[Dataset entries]

====

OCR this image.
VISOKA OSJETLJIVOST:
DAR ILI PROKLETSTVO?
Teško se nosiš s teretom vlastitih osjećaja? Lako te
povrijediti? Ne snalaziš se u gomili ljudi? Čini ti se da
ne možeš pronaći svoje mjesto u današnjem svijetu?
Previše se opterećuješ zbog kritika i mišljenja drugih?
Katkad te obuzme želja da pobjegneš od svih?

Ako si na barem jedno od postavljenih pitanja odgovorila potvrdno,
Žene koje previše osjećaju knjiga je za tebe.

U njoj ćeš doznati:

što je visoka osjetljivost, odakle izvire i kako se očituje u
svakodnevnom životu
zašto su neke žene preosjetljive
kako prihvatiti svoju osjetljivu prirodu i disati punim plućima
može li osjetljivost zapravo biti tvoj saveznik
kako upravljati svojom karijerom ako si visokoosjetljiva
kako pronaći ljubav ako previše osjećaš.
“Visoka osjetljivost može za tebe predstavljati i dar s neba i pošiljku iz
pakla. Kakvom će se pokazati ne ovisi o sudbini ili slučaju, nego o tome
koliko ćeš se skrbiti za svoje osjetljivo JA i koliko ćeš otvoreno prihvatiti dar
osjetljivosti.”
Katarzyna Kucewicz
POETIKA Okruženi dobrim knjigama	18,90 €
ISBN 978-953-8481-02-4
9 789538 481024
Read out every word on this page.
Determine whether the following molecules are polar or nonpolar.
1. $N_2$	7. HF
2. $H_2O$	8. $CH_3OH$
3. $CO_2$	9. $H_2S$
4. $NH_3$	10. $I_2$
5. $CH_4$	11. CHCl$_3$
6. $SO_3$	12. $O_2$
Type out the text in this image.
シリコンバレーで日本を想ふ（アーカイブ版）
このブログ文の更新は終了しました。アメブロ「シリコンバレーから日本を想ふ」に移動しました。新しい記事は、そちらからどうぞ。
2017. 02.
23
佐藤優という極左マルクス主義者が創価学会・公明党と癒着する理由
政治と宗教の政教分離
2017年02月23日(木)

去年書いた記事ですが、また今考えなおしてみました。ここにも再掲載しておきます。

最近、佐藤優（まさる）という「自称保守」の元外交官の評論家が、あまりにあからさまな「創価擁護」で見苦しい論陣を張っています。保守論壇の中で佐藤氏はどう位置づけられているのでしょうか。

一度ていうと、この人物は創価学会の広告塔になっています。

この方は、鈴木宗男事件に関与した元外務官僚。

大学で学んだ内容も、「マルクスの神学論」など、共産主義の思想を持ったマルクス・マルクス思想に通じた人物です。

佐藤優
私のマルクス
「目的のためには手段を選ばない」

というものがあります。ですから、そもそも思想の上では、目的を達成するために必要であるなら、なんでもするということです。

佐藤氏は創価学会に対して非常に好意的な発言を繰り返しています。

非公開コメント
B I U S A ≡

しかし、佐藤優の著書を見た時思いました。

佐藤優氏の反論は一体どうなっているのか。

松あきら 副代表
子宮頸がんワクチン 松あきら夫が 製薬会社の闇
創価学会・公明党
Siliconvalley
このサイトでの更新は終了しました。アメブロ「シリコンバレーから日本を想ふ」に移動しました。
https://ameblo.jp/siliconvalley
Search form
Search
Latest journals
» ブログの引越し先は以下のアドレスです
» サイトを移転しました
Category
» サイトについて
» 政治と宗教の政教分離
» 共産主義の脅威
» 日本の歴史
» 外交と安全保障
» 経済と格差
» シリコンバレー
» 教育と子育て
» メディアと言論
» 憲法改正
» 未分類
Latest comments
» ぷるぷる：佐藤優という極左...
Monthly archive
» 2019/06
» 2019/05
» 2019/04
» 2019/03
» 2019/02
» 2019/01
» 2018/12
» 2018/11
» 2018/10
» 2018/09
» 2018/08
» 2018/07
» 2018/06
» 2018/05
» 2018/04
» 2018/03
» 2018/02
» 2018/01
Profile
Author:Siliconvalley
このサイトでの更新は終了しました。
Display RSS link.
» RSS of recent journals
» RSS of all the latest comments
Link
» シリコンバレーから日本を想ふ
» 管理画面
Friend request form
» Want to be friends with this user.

====

◆ WHAT YOU NEED TO DO: Identify each line holding the string "tebe", and copy it out.

◆ REPLY:
Žene koje previše osjećaju knjiga je za tebe.
“Visoka osjetljivost može za tebe predstavljati i dar s neba i pošiljku iz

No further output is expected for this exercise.